Excerpt from a dataset
§

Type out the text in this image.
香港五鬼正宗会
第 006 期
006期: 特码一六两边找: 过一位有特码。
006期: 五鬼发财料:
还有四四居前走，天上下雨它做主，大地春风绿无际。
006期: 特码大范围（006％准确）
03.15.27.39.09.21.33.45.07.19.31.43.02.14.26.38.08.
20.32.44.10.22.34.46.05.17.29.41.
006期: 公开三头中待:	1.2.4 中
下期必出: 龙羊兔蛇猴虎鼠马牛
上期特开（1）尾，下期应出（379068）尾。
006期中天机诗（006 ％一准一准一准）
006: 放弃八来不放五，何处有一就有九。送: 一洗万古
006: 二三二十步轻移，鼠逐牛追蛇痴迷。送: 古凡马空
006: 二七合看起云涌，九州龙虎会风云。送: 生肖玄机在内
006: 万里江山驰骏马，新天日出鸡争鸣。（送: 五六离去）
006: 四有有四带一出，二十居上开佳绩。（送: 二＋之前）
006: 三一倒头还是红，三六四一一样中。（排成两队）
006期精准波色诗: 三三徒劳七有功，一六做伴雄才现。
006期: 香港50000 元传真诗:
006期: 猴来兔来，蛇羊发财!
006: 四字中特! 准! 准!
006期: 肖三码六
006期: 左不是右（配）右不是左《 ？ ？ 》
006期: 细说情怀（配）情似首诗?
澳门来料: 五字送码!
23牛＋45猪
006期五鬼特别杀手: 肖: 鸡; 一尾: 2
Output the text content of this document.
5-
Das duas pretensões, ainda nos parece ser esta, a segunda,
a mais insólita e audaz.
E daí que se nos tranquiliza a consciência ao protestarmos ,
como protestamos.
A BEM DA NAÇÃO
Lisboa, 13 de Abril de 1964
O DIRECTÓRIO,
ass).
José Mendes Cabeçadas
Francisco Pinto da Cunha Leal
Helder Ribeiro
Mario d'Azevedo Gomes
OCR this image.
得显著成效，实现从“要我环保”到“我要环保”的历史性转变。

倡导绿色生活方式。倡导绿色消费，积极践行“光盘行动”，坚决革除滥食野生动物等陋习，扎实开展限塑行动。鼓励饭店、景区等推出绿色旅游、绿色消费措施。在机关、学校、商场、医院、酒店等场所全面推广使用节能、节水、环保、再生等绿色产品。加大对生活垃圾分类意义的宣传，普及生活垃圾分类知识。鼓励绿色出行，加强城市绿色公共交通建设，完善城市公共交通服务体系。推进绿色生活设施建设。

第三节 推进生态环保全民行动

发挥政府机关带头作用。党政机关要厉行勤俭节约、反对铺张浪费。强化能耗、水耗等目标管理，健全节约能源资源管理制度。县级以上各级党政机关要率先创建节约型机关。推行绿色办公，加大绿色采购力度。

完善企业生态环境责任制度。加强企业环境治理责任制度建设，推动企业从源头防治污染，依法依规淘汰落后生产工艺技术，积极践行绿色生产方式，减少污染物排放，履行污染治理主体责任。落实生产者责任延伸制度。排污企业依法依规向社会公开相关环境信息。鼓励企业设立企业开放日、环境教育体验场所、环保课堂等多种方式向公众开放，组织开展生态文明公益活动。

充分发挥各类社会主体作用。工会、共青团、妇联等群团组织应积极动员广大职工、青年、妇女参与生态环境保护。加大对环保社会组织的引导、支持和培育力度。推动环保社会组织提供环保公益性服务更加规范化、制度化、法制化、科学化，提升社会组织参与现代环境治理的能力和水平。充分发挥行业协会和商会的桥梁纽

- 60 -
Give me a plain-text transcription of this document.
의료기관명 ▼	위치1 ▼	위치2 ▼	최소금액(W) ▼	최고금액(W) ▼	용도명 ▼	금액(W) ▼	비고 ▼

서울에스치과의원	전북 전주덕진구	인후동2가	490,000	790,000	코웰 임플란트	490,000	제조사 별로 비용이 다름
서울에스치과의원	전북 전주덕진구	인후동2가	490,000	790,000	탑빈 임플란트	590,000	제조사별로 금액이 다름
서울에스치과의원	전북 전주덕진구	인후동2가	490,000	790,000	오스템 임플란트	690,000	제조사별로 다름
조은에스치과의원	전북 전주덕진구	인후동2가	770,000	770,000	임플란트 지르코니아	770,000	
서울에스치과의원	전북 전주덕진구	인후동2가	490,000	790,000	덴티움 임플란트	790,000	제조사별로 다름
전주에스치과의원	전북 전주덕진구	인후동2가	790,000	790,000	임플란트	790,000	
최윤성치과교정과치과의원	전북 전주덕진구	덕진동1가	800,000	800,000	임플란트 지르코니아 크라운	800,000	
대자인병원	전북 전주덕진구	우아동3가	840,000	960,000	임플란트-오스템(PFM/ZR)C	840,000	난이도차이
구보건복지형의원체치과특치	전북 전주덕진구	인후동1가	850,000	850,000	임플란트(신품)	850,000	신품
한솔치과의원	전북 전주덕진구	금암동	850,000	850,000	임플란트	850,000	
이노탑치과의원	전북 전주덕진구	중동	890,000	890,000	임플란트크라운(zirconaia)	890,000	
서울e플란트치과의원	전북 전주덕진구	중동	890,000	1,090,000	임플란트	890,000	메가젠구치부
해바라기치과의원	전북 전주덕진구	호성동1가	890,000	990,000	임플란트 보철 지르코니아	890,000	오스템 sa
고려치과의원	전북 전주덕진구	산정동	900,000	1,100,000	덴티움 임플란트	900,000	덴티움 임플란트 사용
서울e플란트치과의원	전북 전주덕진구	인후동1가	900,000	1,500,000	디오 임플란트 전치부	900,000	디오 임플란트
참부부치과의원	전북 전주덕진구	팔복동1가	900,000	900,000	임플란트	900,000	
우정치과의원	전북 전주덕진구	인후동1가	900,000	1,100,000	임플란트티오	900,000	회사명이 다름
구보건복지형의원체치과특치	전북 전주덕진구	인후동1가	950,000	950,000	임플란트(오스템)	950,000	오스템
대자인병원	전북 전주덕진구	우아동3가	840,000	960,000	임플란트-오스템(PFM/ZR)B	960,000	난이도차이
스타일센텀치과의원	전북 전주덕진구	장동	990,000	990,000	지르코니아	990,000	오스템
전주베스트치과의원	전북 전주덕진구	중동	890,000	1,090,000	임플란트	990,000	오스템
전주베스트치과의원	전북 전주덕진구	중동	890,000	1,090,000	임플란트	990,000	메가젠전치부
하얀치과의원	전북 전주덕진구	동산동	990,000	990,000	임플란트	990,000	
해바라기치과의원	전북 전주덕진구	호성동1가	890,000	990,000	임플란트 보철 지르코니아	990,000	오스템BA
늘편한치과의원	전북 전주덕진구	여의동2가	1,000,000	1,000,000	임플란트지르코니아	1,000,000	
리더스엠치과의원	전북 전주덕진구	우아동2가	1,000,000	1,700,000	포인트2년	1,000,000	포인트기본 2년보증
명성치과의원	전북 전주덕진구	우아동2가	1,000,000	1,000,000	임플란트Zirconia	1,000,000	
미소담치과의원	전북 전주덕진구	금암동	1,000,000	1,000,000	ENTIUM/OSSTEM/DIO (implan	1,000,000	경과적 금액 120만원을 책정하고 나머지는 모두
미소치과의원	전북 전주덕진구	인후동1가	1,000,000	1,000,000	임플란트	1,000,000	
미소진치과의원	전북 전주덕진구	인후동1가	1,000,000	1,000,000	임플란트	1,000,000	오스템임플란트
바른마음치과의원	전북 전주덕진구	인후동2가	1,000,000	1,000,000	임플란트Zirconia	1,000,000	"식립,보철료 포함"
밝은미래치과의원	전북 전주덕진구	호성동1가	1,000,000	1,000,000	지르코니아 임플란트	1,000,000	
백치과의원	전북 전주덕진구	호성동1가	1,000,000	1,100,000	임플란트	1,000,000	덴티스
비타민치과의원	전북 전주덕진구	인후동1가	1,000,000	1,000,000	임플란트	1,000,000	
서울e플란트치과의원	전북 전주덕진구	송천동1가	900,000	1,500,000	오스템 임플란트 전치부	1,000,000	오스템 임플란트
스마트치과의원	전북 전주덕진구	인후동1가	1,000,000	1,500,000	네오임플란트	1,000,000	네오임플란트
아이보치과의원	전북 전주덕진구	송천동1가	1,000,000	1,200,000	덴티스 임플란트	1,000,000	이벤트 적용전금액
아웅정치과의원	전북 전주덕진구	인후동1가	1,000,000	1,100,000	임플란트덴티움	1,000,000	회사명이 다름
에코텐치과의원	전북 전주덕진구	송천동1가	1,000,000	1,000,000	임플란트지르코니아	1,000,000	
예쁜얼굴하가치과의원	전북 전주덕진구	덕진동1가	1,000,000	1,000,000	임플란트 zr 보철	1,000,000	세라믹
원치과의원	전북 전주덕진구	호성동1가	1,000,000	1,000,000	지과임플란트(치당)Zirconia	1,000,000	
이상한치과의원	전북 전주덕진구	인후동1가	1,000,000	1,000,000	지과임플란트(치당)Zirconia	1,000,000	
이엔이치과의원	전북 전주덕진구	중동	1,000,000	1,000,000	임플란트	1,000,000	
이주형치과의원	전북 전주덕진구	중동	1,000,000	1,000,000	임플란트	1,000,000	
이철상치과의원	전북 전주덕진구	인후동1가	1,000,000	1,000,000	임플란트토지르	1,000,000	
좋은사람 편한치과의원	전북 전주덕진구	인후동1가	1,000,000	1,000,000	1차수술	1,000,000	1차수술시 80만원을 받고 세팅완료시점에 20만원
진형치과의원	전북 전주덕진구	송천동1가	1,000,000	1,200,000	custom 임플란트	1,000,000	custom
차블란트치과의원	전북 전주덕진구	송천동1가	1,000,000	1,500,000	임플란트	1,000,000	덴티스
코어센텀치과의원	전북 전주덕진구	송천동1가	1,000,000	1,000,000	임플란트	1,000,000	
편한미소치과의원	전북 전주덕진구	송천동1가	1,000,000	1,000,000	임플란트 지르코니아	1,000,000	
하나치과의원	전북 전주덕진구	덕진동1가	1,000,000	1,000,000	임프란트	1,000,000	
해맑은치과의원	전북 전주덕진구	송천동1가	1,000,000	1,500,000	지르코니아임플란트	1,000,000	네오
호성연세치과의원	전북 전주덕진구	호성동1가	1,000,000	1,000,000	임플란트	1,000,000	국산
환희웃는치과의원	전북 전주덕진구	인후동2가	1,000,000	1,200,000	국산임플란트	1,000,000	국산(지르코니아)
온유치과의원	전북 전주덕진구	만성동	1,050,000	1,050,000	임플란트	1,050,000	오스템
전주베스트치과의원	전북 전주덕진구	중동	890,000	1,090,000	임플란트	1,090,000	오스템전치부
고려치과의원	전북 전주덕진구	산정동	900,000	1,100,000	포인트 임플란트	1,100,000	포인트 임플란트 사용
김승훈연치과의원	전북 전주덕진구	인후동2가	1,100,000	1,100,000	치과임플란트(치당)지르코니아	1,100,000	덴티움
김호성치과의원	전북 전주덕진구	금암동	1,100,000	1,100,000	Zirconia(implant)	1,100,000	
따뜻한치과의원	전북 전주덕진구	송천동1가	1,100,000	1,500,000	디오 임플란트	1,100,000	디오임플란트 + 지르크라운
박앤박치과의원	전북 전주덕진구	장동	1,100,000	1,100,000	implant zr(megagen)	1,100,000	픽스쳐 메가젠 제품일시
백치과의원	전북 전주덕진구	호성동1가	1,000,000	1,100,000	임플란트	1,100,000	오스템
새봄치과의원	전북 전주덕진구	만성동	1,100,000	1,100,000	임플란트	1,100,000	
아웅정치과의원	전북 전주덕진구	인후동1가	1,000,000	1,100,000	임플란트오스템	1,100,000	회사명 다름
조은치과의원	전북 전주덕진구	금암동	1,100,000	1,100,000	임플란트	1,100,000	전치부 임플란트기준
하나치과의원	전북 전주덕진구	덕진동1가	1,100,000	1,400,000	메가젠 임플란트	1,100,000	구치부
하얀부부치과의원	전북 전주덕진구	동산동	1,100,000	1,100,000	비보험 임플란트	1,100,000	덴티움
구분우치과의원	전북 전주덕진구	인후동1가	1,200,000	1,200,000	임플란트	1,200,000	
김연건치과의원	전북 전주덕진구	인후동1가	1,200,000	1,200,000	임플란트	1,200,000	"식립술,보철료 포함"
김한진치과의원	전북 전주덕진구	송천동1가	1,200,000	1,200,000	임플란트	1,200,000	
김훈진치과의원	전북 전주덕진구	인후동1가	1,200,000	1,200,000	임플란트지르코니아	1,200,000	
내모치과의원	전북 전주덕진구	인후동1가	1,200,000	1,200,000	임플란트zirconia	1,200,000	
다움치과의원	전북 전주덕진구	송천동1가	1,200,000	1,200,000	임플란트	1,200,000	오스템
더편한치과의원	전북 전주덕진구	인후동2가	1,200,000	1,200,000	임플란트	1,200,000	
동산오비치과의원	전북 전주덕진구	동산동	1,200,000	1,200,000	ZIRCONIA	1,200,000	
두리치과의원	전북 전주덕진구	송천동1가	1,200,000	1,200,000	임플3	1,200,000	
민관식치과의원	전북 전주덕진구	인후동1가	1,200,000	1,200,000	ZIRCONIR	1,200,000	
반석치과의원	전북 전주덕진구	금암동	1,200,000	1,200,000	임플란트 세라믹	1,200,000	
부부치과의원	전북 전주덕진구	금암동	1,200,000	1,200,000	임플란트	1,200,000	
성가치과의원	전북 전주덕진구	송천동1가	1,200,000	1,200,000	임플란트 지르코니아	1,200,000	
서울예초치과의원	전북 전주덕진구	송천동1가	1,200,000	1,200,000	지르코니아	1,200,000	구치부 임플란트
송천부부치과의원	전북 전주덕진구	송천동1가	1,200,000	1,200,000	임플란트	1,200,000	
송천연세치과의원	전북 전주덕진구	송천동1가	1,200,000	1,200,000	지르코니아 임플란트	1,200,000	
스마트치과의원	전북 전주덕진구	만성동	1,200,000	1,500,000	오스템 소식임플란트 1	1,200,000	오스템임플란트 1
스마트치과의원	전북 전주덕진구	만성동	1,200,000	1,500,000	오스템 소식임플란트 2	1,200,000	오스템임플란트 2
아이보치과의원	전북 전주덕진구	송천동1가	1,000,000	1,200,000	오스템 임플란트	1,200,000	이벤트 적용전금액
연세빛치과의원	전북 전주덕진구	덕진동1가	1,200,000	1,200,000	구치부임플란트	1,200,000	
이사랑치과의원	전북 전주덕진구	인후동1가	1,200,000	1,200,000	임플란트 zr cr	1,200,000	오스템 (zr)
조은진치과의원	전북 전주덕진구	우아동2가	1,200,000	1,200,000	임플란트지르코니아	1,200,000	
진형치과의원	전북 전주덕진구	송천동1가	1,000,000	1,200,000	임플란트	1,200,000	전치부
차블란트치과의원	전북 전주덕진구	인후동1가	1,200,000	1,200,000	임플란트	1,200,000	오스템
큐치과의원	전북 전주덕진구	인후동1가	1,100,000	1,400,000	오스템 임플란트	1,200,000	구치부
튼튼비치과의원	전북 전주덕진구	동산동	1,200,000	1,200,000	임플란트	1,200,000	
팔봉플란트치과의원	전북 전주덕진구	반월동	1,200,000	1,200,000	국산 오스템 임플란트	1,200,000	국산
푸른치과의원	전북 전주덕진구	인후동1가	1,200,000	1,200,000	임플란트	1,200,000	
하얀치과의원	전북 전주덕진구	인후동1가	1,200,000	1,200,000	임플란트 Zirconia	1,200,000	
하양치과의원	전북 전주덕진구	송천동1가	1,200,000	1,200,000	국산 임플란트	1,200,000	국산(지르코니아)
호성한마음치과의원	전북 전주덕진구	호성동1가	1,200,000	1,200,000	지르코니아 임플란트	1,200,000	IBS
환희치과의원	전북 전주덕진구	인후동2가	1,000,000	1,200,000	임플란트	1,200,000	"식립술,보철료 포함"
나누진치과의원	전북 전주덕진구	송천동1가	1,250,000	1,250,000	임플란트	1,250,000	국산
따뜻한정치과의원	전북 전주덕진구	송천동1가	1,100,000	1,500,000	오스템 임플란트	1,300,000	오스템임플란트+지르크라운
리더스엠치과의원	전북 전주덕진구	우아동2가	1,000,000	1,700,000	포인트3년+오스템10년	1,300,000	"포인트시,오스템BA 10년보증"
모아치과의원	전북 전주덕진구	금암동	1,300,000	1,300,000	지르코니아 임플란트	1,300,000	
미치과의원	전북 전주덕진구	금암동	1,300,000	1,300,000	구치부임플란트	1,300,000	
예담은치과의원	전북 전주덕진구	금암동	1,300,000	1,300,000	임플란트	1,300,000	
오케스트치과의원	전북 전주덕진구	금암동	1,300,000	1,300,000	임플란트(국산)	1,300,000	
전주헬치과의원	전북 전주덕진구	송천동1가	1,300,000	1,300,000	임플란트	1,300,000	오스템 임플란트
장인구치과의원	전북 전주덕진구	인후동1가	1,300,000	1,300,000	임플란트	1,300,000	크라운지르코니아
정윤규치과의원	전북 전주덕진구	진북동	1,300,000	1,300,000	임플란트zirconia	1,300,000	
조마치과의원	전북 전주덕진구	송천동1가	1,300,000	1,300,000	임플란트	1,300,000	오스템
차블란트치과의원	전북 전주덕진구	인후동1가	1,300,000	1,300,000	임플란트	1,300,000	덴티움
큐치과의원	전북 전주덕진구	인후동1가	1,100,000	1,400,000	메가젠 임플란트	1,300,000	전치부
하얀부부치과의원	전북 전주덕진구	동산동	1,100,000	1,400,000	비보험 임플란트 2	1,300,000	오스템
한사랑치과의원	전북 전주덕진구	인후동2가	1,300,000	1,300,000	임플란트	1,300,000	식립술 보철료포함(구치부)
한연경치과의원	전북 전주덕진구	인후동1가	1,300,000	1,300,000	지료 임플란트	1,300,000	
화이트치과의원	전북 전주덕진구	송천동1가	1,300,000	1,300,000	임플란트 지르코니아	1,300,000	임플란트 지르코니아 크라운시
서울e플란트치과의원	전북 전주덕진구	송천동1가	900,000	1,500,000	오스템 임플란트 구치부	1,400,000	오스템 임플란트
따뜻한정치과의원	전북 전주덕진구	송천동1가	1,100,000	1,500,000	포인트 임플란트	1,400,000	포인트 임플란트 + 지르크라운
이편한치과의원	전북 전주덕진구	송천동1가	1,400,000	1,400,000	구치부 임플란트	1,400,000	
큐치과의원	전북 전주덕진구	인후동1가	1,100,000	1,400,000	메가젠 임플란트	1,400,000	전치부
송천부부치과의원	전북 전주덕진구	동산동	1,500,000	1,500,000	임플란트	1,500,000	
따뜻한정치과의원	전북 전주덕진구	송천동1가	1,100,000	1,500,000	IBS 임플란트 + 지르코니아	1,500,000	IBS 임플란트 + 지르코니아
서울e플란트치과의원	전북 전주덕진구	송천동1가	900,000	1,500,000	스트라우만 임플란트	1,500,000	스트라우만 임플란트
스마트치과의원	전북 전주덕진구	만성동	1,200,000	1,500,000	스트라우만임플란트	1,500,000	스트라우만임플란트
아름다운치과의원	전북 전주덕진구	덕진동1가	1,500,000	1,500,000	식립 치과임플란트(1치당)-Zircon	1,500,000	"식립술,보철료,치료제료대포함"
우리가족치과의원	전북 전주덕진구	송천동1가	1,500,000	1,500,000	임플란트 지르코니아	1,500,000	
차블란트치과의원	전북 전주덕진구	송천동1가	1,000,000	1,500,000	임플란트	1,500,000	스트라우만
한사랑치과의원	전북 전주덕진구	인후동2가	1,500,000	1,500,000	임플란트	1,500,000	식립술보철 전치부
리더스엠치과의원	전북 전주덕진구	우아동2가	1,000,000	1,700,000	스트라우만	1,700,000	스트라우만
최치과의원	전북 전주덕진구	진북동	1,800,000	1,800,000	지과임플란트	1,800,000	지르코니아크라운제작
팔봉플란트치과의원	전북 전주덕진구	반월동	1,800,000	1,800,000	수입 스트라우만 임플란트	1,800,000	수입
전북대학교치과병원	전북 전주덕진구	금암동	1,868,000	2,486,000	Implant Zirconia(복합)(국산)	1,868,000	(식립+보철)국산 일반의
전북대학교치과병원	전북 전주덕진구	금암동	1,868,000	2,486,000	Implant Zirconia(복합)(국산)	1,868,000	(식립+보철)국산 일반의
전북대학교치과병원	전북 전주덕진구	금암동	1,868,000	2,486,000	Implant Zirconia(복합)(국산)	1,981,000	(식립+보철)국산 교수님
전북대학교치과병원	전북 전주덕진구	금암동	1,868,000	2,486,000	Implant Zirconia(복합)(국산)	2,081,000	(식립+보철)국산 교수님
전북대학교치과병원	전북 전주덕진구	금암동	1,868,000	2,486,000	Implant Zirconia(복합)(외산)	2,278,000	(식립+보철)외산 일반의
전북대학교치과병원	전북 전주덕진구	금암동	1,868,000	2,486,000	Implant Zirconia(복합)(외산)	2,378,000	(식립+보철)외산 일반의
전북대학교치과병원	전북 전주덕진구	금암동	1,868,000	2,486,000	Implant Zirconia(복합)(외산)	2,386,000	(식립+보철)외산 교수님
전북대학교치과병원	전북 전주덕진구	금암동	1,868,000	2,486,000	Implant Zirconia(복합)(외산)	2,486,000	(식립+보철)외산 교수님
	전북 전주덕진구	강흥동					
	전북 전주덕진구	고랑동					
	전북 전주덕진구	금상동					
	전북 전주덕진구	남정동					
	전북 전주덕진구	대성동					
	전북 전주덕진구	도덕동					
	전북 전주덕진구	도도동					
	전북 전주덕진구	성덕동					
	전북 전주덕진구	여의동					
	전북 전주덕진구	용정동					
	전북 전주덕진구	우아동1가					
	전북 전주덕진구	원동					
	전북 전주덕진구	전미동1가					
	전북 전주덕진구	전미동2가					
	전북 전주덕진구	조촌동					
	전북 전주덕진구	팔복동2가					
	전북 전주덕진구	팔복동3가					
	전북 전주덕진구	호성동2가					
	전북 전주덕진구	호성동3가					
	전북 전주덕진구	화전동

§

Scan the listing above. Gather each line that contains the word "document".

Output the text content of this document.
Give me a plain-text transcription of this document.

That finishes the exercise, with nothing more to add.